_Extracted data_:
START

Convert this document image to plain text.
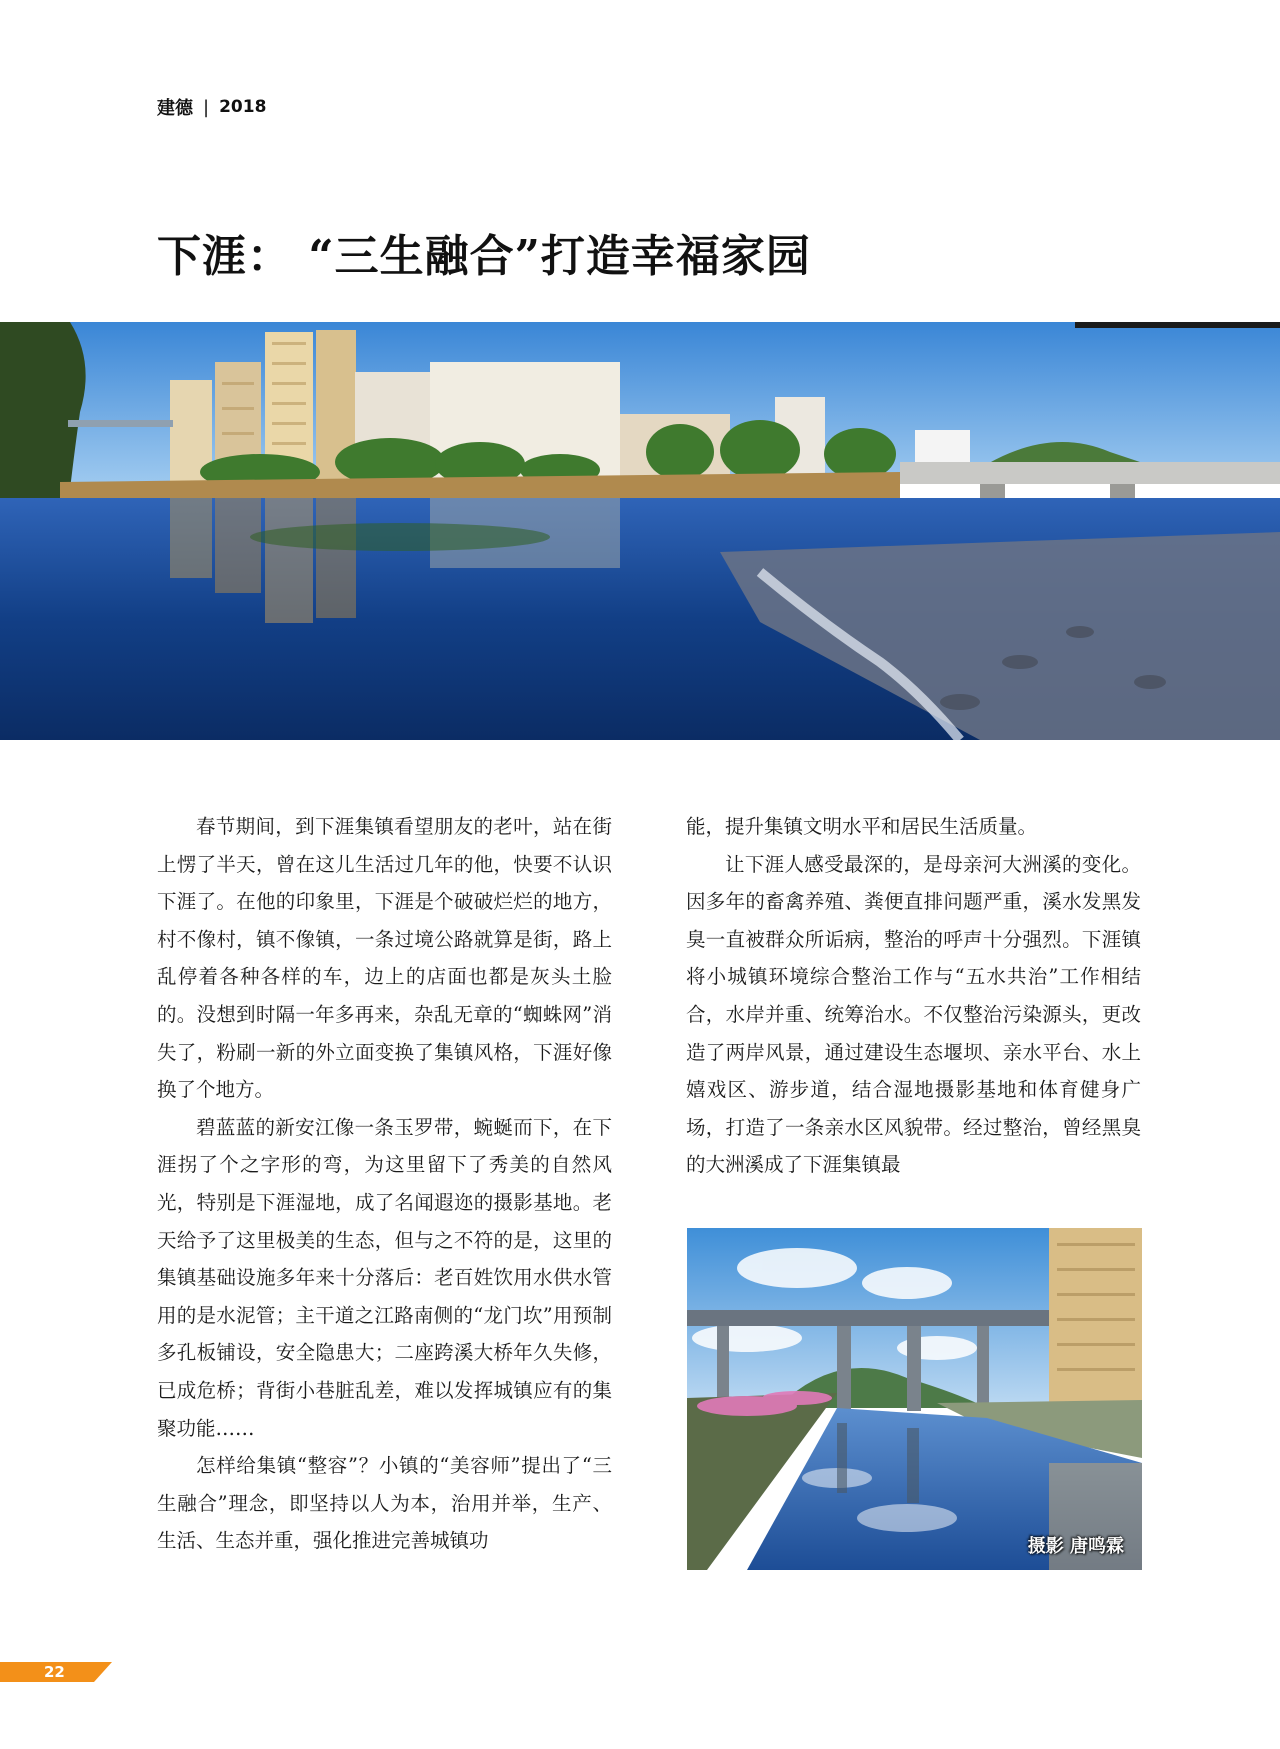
建德 | 2018
下涯： “三生融合”打造幸福家园

春节期间，到下涯集镇看望朋友的老叶，站在街上愣了半天，曾在这儿生活过几年的他，快要不认识下涯了。在他的印象里，下涯是个破破烂烂的地方，村不像村，镇不像镇，一条过境公路就算是街，路上乱停着各种各样的车，边上的店面也都是灰头土脸的。没想到时隔一年多再来，杂乱无章的“蜘蛛网”消失了，粉刷一新的外立面变换了集镇风格，下涯好像换了个地方。

碧蓝蓝的新安江像一条玉罗带，蜿蜒而下，在下涯拐了个之字形的弯，为这里留下了秀美的自然风光，特别是下涯湿地，成了名闻遐迩的摄影基地。老天给予了这里极美的生态，但与之不符的是，这里的集镇基础设施多年来十分落后：老百姓饮用水供水管用的是水泥管；主干道之江路南侧的“龙门坎”用预制多孔板铺设，安全隐患大；二座跨溪大桥年久失修，已成危桥；背街小巷脏乱差，难以发挥城镇应有的集聚功能……

怎样给集镇“整容”？小镇的“美容师”提出了“三生融合”理念，即坚持以人为本，治用并举，生产、生活、生态并重，强化推进完善城镇功

能，提升集镇文明水平和居民生活质量。

让下涯人感受最深的，是母亲河大洲溪的变化。因多年的畜禽养殖、粪便直排问题严重，溪水发黑发臭一直被群众所诟病，整治的呼声十分强烈。下涯镇将小城镇环境综合整治工作与“五水共治”工作相结合，水岸并重、统筹治水。不仅整治污染源头，更改造了两岸风景，通过建设生态堰坝、亲水平台、水上嬉戏区、游步道，结合湿地摄影基地和体育健身广场，打造了一条亲水区风貌带。经过整治，曾经黑臭的大洲溪成了下涯集镇最

摄影 唐鸣霖
22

END

_Set task_:
Your copy should match the records word for word, with the pictures removed.

_Exercise result_:
Convert this document image to plain text.
建德 | 2018
下涯： “三生融合”打造幸福家园

春节期间，到下涯集镇看望朋友的老叶，站在街上愣了半天，曾在这儿生活过几年的他，快要不认识下涯了。在他的印象里，下涯是个破破烂烂的地方，村不像村，镇不像镇，一条过境公路就算是街，路上乱停着各种各样的车，边上的店面也都是灰头土脸的。没想到时隔一年多再来，杂乱无章的“蜘蛛网”消失了，粉刷一新的外立面变换了集镇风格，下涯好像换了个地方。

碧蓝蓝的新安江像一条玉罗带，蜿蜒而下，在下涯拐了个之字形的弯，为这里留下了秀美的自然风光，特别是下涯湿地，成了名闻遐迩的摄影基地。老天给予了这里极美的生态，但与之不符的是，这里的集镇基础设施多年来十分落后：老百姓饮用水供水管用的是水泥管；主干道之江路南侧的“龙门坎”用预制多孔板铺设，安全隐患大；二座跨溪大桥年久失修，已成危桥；背街小巷脏乱差，难以发挥城镇应有的集聚功能……

怎样给集镇“整容”？小镇的“美容师”提出了“三生融合”理念，即坚持以人为本，治用并举，生产、生活、生态并重，强化推进完善城镇功

能，提升集镇文明水平和居民生活质量。

让下涯人感受最深的，是母亲河大洲溪的变化。因多年的畜禽养殖、粪便直排问题严重，溪水发黑发臭一直被群众所诟病，整治的呼声十分强烈。下涯镇将小城镇环境综合整治工作与“五水共治”工作相结合，水岸并重、统筹治水。不仅整治污染源头，更改造了两岸风景，通过建设生态堰坝、亲水平台、水上嬉戏区、游步道，结合湿地摄影基地和体育健身广场，打造了一条亲水区风貌带。经过整治，曾经黑臭的大洲溪成了下涯集镇最

摄影 唐鸣霖
22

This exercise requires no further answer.